Read the records and gather each line that includes "Average".

======== Data shown ========

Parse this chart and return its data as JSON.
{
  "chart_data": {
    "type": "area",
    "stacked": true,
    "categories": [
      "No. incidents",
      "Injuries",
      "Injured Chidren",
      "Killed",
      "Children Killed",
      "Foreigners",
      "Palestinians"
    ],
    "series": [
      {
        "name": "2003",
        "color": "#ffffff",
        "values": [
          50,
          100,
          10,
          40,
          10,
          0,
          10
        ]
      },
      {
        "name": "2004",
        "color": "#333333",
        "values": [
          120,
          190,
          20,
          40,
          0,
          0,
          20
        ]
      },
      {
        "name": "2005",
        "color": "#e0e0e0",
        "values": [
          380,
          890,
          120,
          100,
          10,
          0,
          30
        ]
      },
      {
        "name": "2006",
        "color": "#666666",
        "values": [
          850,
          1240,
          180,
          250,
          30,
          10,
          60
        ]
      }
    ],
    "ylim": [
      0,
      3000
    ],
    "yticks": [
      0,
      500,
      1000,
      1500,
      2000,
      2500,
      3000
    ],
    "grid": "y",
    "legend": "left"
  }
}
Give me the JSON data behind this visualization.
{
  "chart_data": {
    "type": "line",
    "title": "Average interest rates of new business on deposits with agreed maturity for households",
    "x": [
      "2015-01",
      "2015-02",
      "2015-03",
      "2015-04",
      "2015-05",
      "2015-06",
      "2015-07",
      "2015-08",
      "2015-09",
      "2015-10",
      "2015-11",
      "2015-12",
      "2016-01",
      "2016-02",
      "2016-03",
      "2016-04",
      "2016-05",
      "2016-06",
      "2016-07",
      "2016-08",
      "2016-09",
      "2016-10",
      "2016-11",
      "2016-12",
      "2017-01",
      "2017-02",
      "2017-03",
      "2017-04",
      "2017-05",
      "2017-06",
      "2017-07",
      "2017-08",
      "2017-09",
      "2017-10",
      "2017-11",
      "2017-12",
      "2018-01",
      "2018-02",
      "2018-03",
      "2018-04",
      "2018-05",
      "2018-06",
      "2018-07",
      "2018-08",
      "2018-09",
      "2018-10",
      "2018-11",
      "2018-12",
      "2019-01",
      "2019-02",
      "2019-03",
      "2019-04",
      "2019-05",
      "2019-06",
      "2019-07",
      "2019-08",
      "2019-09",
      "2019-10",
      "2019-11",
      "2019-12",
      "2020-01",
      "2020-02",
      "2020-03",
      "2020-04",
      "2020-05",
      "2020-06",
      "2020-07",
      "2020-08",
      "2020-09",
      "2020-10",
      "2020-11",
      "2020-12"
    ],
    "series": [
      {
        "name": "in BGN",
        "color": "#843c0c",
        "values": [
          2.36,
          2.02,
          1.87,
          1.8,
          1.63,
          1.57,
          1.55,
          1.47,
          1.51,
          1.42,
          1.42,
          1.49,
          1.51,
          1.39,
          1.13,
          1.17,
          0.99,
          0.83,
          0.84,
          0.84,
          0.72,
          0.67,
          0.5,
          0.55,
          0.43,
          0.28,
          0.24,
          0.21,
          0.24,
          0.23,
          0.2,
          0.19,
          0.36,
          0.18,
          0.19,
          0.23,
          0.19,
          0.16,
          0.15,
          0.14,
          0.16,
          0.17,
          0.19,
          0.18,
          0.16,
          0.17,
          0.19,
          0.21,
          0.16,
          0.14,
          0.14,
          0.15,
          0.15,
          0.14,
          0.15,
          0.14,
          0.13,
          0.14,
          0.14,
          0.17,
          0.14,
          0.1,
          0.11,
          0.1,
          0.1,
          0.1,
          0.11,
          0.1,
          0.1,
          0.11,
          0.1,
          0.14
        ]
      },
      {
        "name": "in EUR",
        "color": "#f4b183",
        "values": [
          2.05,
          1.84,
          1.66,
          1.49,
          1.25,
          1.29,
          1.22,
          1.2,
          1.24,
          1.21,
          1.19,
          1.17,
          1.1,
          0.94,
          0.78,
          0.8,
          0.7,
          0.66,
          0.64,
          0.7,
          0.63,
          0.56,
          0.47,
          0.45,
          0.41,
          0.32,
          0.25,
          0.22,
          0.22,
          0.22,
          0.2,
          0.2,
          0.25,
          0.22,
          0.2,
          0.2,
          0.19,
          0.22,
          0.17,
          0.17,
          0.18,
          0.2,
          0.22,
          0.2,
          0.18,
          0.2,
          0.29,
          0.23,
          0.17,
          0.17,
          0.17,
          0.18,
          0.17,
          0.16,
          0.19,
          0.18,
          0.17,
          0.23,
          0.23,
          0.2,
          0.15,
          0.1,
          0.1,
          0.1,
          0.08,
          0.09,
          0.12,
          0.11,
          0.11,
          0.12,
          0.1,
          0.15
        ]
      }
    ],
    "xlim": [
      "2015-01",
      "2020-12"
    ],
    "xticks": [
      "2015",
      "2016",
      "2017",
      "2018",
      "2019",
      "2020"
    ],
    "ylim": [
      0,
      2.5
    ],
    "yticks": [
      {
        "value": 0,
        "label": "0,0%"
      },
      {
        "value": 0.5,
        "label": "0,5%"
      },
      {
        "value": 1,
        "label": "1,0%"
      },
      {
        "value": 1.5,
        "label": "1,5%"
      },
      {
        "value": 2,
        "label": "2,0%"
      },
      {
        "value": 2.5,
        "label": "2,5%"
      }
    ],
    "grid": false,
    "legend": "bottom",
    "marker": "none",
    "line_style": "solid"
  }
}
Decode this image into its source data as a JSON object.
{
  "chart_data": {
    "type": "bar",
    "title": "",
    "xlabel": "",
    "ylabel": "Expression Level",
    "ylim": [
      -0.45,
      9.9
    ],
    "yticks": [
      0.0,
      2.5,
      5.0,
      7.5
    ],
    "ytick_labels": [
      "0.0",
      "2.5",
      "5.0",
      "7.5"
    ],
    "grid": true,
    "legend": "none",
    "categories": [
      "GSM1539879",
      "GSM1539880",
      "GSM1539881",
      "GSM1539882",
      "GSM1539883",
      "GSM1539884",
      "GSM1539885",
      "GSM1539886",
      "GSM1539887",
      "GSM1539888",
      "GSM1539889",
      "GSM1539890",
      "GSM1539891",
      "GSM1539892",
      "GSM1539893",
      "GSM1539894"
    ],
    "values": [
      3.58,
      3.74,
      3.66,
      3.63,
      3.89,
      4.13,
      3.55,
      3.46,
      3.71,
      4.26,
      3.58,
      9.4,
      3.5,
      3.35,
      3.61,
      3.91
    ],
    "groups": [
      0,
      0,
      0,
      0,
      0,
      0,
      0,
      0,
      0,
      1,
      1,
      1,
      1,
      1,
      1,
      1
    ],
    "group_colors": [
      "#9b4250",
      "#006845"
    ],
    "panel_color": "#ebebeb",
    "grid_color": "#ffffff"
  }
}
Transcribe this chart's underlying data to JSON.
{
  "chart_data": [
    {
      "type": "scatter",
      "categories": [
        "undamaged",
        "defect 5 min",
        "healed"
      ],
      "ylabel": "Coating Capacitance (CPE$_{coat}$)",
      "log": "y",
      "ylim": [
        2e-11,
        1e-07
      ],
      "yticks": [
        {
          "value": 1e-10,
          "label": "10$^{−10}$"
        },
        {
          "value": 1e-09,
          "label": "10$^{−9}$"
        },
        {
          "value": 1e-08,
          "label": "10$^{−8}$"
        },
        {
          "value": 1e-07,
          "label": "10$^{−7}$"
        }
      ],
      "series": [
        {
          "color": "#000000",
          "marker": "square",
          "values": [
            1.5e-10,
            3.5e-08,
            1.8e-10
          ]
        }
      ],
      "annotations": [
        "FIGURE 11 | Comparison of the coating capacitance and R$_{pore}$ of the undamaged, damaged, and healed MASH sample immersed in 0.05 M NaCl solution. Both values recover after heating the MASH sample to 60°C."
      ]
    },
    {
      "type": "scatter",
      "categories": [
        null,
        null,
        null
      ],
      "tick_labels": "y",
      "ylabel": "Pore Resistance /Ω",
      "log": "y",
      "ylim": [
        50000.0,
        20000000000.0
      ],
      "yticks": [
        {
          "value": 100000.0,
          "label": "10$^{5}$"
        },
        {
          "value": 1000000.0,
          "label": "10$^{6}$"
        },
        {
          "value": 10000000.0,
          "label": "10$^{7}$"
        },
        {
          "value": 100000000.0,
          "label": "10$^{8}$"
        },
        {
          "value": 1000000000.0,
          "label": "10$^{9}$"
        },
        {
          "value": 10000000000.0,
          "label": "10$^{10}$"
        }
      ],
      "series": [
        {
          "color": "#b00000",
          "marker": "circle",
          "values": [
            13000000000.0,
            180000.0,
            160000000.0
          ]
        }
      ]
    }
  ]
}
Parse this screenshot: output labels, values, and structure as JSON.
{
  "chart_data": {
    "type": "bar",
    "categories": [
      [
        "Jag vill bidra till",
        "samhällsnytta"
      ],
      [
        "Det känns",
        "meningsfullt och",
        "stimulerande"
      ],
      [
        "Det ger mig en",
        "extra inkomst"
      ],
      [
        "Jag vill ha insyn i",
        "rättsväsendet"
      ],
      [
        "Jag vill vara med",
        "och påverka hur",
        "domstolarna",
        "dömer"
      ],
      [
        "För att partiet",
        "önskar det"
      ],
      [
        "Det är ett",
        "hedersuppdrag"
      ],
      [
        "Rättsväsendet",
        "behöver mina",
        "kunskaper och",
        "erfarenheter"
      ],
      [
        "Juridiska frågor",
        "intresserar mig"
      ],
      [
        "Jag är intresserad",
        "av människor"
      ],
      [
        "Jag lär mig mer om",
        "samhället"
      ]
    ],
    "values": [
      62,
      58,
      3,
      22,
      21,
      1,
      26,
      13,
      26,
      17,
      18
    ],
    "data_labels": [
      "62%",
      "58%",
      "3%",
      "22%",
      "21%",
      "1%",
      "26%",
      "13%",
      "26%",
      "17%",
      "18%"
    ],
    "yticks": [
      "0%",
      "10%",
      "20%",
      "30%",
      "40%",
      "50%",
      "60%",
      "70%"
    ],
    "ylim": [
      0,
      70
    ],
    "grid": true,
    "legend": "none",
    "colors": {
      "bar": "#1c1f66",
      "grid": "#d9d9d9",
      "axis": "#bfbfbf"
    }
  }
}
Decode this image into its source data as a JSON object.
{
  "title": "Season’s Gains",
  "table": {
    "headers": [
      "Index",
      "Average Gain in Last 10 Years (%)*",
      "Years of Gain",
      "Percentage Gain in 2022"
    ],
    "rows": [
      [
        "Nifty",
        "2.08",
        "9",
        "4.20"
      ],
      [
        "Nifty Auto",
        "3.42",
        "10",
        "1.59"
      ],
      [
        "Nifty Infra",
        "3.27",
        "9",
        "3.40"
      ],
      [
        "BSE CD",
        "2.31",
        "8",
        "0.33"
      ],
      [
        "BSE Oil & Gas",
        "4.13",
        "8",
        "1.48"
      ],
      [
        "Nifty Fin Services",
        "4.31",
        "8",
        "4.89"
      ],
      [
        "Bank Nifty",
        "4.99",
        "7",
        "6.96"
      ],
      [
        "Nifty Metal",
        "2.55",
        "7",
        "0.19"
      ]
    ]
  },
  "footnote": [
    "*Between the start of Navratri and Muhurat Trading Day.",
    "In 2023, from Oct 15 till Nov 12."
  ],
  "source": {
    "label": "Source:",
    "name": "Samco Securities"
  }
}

========

■ **Finished answer**:
    "title": "Average interest rates of new business on deposits with agreed maturity for households",
      "Average Gain in Last 10 Years (%)*",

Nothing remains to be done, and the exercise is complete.